§ WHAT IS ASKED:
Reproduce the material word for word, starting with its first line and ending after the line that contains "bar-label: 383: [467, 1111, 505, 1134]".

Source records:
*-*-*

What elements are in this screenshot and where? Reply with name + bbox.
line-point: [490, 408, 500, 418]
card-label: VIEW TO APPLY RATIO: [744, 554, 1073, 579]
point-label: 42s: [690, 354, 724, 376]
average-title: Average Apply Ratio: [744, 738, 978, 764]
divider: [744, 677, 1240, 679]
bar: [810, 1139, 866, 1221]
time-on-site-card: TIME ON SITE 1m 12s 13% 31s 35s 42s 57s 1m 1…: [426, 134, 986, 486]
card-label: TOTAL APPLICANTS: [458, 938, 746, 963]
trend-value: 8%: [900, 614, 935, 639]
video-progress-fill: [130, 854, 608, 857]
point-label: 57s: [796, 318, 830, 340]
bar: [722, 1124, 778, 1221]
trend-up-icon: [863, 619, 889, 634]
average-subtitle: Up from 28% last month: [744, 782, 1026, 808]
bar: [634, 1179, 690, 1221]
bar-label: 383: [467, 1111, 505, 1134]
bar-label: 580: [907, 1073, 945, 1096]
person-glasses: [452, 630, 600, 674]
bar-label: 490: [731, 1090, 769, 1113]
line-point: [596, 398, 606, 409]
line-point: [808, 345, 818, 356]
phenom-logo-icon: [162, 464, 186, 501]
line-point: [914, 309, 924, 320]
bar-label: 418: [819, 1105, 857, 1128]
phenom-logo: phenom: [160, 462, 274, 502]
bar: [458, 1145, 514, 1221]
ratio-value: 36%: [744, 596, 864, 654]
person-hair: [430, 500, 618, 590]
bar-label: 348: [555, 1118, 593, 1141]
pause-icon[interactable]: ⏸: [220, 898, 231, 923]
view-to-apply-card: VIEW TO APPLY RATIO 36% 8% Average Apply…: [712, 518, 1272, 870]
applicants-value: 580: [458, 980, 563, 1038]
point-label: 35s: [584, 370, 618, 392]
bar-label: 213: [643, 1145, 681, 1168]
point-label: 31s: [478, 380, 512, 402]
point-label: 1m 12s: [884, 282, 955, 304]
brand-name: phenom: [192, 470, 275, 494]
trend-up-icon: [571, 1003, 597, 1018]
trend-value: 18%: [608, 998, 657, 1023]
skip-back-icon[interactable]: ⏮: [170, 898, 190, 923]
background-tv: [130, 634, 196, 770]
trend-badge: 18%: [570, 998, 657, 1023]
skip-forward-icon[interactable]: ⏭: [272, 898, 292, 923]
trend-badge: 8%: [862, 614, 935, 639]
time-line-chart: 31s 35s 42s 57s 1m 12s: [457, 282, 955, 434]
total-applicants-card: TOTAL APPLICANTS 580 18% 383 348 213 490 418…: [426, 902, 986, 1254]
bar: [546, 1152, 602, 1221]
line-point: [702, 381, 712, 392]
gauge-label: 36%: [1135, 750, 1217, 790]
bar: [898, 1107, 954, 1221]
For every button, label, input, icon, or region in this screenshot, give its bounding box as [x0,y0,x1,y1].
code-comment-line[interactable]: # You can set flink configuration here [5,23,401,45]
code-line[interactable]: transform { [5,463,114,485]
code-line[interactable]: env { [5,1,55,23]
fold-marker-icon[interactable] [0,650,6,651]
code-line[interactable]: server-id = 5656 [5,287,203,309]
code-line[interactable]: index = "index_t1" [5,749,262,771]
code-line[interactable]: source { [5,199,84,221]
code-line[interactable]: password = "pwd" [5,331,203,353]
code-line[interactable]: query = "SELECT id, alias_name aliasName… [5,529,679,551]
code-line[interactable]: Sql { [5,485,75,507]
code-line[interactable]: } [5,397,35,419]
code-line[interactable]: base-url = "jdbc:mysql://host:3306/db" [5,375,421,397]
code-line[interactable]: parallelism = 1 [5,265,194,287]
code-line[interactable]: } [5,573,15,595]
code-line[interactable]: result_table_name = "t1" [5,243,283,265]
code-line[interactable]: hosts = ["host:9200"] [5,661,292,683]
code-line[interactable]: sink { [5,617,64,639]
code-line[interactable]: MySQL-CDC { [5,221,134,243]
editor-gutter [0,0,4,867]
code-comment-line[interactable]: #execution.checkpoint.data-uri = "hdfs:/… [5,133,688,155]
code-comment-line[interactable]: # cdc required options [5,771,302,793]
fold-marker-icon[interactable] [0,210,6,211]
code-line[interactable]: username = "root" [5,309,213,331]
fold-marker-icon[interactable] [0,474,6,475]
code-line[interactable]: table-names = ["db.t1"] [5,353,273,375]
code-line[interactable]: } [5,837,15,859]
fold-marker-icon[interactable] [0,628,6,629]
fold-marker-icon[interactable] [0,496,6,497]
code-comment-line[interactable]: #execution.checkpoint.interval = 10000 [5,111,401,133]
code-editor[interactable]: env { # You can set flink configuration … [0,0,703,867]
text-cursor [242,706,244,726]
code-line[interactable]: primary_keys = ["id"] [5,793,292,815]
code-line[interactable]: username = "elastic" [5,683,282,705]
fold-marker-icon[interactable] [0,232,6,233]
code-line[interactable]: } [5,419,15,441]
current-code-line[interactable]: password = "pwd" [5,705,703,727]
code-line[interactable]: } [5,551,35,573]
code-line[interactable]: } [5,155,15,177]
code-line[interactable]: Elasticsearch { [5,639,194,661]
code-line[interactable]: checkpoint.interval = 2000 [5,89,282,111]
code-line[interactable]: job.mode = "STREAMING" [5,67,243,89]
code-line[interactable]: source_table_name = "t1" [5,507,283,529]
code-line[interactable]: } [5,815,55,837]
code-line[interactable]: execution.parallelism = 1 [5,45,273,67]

*-*-*

§ EXERCISE OUTPUT:
What elements are in this screenshot and where? Reply with name + bbox.
line-point: [490, 408, 500, 418]
card-label: VIEW TO APPLY RATIO: [744, 554, 1073, 579]
point-label: 42s: [690, 354, 724, 376]
average-title: Average Apply Ratio: [744, 738, 978, 764]
divider: [744, 677, 1240, 679]
bar: [810, 1139, 866, 1221]
time-on-site-card: TIME ON SITE 1m 12s 13% 31s 35s 42s 57s 1m 1…: [426, 134, 986, 486]
card-label: TOTAL APPLICANTS: [458, 938, 746, 963]
trend-value: 8%: [900, 614, 935, 639]
video-progress-fill: [130, 854, 608, 857]
point-label: 57s: [796, 318, 830, 340]
bar: [722, 1124, 778, 1221]
trend-up-icon: [863, 619, 889, 634]
average-subtitle: Up from 28% last month: [744, 782, 1026, 808]
bar: [634, 1179, 690, 1221]
bar-label: 383: [467, 1111, 505, 1134]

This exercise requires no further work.